**Short exercise:** Find and copy each line of the records where the string "Neveah" shows up.

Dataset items
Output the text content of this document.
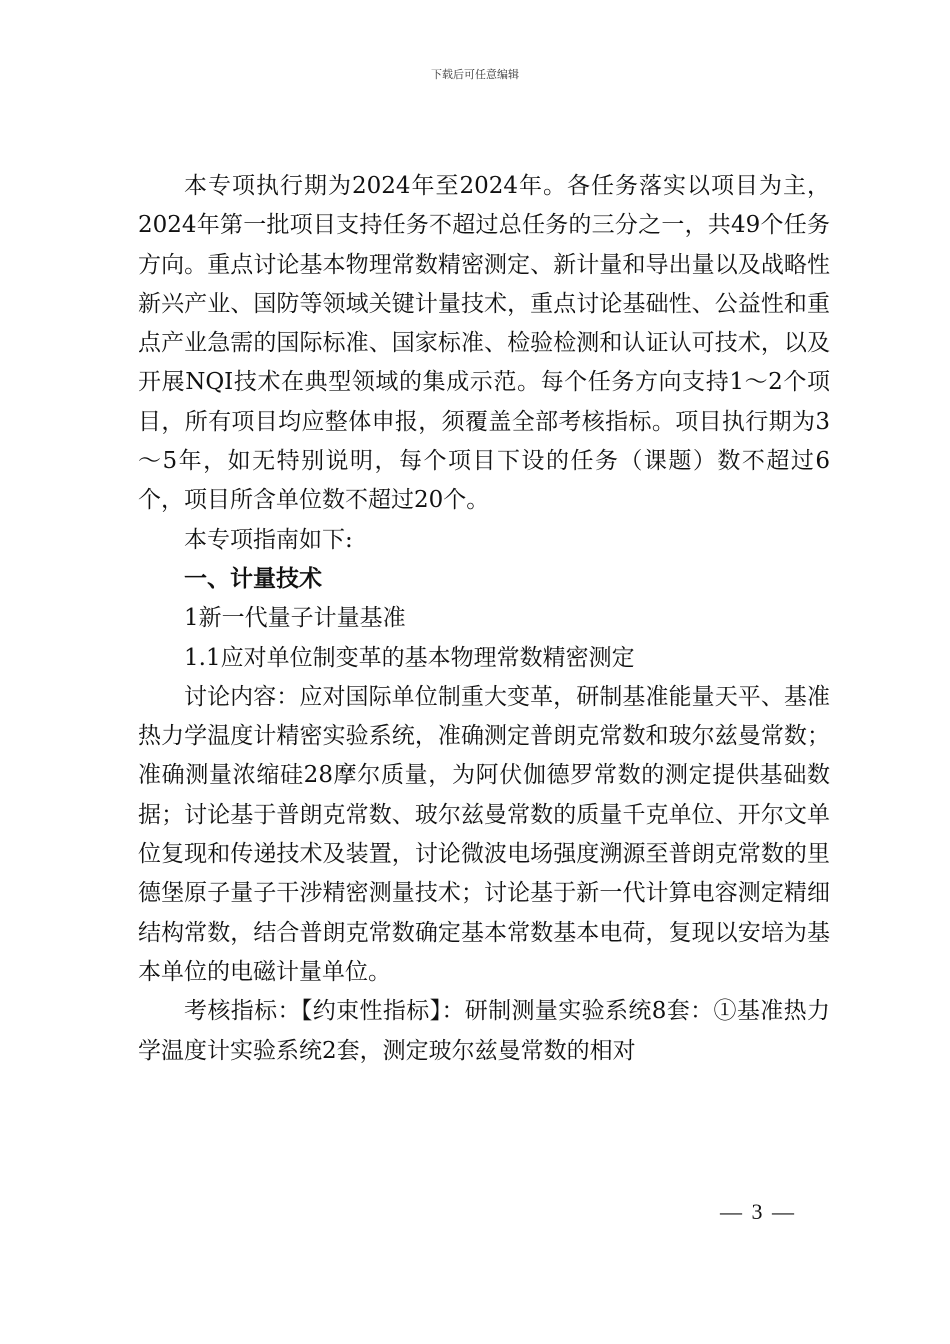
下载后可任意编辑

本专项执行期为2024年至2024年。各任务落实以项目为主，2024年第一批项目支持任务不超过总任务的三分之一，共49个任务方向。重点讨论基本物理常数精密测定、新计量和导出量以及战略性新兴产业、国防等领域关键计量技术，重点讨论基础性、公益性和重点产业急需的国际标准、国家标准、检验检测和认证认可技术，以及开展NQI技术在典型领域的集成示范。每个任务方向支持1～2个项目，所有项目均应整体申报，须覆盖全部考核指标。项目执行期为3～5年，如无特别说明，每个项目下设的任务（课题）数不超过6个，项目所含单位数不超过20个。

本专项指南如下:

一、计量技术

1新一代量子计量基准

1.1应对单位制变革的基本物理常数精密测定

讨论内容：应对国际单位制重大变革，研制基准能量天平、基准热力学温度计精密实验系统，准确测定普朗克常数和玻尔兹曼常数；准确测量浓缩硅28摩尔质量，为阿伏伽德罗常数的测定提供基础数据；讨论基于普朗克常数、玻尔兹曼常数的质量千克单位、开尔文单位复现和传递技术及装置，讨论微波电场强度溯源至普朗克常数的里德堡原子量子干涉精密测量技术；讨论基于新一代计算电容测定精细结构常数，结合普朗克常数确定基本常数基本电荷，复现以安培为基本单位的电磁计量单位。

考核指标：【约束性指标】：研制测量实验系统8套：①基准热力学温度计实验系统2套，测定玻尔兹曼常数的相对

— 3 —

--

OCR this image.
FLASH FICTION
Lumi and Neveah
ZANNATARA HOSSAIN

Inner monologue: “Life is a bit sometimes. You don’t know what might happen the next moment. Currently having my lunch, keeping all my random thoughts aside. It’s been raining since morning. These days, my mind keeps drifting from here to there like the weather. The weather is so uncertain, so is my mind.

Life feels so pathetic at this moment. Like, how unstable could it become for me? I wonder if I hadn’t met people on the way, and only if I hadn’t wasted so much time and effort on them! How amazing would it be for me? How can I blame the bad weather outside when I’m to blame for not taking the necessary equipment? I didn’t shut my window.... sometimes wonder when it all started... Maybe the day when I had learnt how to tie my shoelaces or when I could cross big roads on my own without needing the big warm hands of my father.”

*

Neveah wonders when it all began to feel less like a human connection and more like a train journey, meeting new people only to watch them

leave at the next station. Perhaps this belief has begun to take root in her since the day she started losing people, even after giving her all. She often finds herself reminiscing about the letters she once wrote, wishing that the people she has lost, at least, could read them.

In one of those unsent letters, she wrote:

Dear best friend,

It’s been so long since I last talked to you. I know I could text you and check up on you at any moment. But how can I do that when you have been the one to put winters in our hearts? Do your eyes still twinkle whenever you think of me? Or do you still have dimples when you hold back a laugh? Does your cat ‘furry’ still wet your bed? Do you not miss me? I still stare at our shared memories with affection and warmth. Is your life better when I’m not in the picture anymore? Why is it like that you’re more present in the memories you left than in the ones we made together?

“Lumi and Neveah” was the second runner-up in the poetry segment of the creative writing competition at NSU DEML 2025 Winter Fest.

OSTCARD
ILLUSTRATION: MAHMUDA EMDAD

**Task result:**
Lumi and Neveah
Neveah wonders when it all began to feel less like a human connection and more like a train journey, meeting new people only to watch them
“Lumi and Neveah” was the second runner-up in the poetry segment of the creative writing competition at NSU DEML 2025 Winter Fest.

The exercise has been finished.